Exercise prompt:
Update the listing lines starting at the line that has "sidebar-item-contact-schema[interactable]: Contact Schema" and stopping after the line that has "sidebar-item-holiday-hours[interactable]: Holiday Hours" by replacing "variable-chip" with "placeholder-chip". Leave everything else unchanged, and return only those lines.

## start

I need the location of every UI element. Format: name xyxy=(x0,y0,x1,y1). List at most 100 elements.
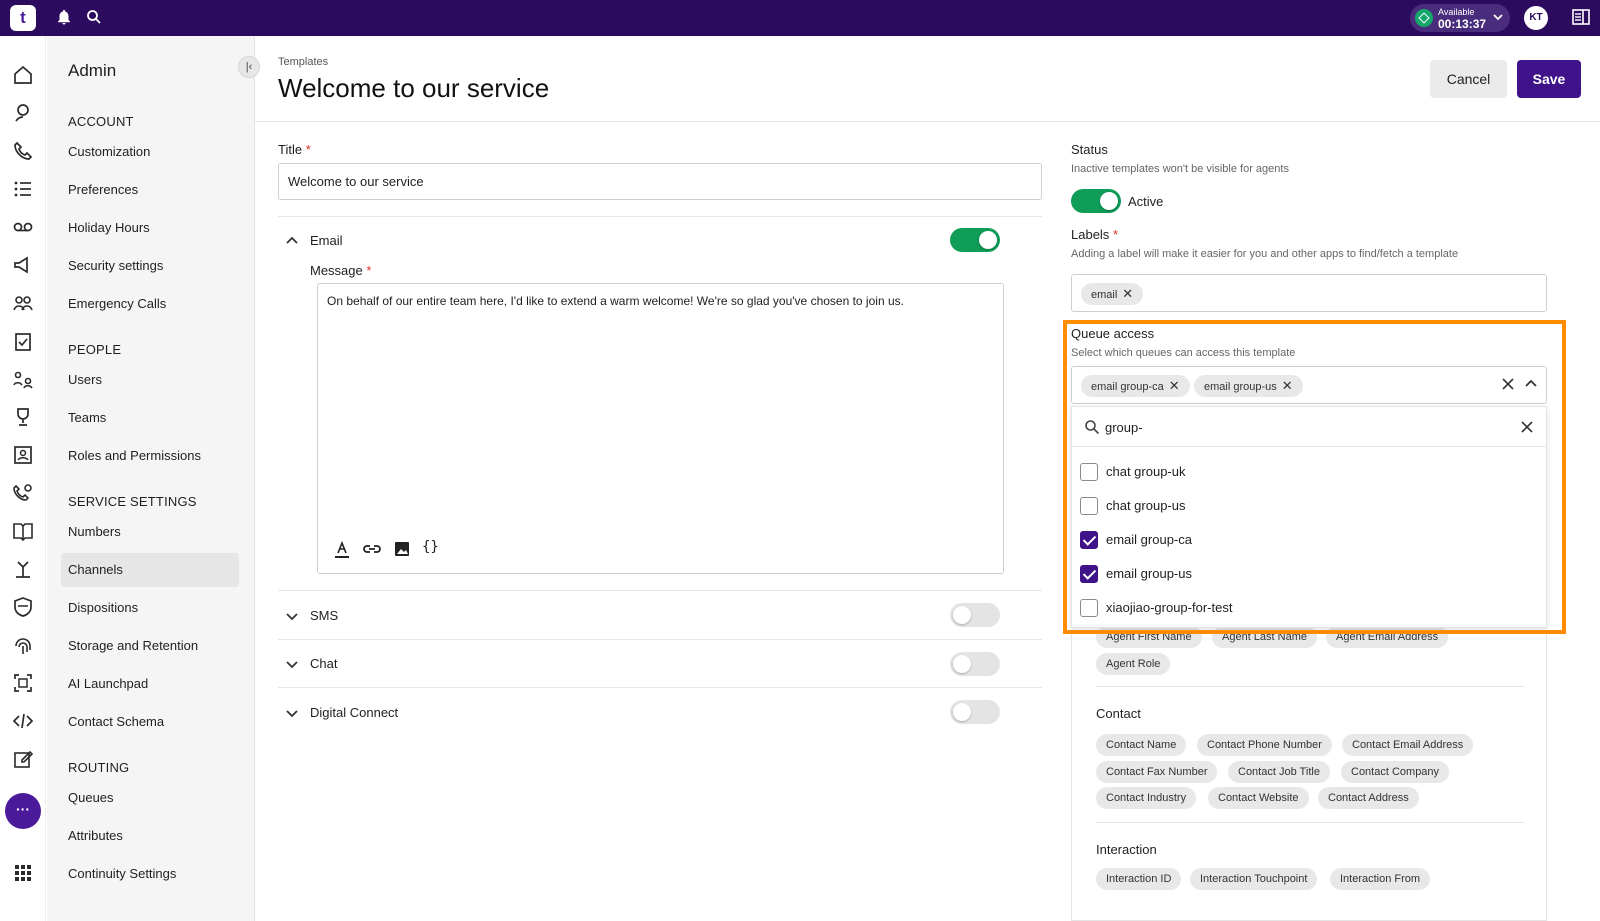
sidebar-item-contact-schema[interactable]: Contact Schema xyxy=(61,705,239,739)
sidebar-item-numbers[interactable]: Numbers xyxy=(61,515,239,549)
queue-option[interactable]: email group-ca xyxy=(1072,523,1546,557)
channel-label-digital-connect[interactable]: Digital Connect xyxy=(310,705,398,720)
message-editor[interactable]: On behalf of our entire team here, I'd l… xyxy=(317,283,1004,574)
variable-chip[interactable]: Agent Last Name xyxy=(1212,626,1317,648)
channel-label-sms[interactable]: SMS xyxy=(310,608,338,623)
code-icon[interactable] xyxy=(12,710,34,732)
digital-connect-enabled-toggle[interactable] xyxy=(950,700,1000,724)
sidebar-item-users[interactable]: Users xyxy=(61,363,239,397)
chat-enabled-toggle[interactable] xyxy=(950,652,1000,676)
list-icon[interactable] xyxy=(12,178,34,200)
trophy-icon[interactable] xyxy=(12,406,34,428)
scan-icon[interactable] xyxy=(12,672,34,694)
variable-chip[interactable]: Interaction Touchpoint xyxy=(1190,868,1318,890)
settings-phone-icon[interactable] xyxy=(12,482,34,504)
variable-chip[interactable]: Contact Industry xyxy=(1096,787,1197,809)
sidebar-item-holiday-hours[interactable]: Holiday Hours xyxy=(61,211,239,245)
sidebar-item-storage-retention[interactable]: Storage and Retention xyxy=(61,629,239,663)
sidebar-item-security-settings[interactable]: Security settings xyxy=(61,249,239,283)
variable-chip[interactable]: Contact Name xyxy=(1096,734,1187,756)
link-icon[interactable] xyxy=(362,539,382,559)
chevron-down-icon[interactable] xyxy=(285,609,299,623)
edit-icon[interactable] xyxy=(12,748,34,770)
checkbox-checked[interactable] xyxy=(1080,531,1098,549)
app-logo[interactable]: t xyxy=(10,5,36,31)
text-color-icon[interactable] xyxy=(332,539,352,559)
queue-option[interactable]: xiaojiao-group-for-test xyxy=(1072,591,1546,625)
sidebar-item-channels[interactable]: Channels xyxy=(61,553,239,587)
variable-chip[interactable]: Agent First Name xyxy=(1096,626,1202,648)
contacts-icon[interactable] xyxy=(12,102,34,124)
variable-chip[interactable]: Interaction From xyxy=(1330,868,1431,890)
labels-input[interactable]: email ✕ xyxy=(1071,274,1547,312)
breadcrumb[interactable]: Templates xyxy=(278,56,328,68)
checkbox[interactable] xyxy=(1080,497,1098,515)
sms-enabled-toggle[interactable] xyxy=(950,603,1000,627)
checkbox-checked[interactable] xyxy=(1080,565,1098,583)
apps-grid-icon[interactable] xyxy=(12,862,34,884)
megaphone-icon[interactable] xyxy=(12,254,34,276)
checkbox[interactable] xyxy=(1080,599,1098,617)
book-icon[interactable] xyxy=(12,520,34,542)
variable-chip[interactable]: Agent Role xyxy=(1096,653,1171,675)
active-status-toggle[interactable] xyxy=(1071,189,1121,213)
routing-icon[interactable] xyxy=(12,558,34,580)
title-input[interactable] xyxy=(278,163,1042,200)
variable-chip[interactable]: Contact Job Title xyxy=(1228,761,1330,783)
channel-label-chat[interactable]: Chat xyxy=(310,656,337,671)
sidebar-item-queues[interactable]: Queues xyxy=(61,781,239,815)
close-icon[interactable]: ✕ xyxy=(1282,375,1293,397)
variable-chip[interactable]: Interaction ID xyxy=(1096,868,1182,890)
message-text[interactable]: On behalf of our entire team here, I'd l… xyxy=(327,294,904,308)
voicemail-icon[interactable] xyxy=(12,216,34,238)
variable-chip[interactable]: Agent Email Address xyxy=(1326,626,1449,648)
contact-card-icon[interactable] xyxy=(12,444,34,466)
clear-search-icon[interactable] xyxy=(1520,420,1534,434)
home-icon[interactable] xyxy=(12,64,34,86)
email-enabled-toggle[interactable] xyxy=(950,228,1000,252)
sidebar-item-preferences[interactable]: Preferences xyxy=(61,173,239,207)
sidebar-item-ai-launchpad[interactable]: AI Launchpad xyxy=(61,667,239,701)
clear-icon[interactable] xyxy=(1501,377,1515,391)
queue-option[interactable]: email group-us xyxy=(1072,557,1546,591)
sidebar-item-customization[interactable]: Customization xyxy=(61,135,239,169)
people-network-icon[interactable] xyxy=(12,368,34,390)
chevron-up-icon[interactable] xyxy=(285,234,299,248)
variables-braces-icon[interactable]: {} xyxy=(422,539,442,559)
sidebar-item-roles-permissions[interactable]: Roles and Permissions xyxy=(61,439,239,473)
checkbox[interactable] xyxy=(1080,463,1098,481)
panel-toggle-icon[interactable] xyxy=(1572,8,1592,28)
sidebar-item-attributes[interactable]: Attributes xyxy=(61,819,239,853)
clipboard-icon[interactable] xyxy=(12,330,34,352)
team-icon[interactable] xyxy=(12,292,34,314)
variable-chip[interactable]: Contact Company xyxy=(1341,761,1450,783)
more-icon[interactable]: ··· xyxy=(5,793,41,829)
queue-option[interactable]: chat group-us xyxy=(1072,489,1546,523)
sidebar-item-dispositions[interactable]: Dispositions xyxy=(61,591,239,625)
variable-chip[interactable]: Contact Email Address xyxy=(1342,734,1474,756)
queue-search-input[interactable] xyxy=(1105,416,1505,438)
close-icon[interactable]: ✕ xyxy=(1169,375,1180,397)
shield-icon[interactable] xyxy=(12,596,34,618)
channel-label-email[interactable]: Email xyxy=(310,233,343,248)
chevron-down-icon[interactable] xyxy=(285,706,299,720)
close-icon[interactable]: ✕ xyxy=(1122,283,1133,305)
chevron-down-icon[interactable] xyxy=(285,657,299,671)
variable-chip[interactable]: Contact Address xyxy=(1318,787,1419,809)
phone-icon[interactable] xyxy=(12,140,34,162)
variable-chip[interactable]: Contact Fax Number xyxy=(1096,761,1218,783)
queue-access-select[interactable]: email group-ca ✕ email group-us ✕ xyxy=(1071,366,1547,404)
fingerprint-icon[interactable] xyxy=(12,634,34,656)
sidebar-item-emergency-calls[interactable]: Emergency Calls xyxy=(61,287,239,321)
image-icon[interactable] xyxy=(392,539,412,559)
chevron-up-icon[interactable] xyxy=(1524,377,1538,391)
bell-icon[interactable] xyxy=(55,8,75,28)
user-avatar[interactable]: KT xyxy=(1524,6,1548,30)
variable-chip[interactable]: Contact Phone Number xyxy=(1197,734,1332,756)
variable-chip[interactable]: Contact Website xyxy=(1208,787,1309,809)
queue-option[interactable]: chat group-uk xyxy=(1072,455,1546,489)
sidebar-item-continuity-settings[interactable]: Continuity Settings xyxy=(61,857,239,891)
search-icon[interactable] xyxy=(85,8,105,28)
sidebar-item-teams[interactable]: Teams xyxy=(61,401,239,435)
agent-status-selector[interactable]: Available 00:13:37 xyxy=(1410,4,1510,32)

## end

The completed task:
sidebar-item-contact-schema[interactable]: Contact Schema xyxy=(61,705,239,739)
sidebar-item-numbers[interactable]: Numbers xyxy=(61,515,239,549)
queue-option[interactable]: email group-ca xyxy=(1072,523,1546,557)
channel-label-digital-connect[interactable]: Digital Connect xyxy=(310,705,398,720)
message-editor[interactable]: On behalf of our entire team here, I'd l… xyxy=(317,283,1004,574)
placeholder-chip[interactable]: Agent Last Name xyxy=(1212,626,1317,648)
channel-label-sms[interactable]: SMS xyxy=(310,608,338,623)
code-icon[interactable] xyxy=(12,710,34,732)
digital-connect-enabled-toggle[interactable] xyxy=(950,700,1000,724)
sidebar-item-users[interactable]: Users xyxy=(61,363,239,397)
chat-enabled-toggle[interactable] xyxy=(950,652,1000,676)
list-icon[interactable] xyxy=(12,178,34,200)
trophy-icon[interactable] xyxy=(12,406,34,428)
scan-icon[interactable] xyxy=(12,672,34,694)
placeholder-chip[interactable]: Interaction Touchpoint xyxy=(1190,868,1318,890)
settings-phone-icon[interactable] xyxy=(12,482,34,504)
placeholder-chip[interactable]: Contact Industry xyxy=(1096,787,1197,809)
sidebar-item-holiday-hours[interactable]: Holiday Hours xyxy=(61,211,239,245)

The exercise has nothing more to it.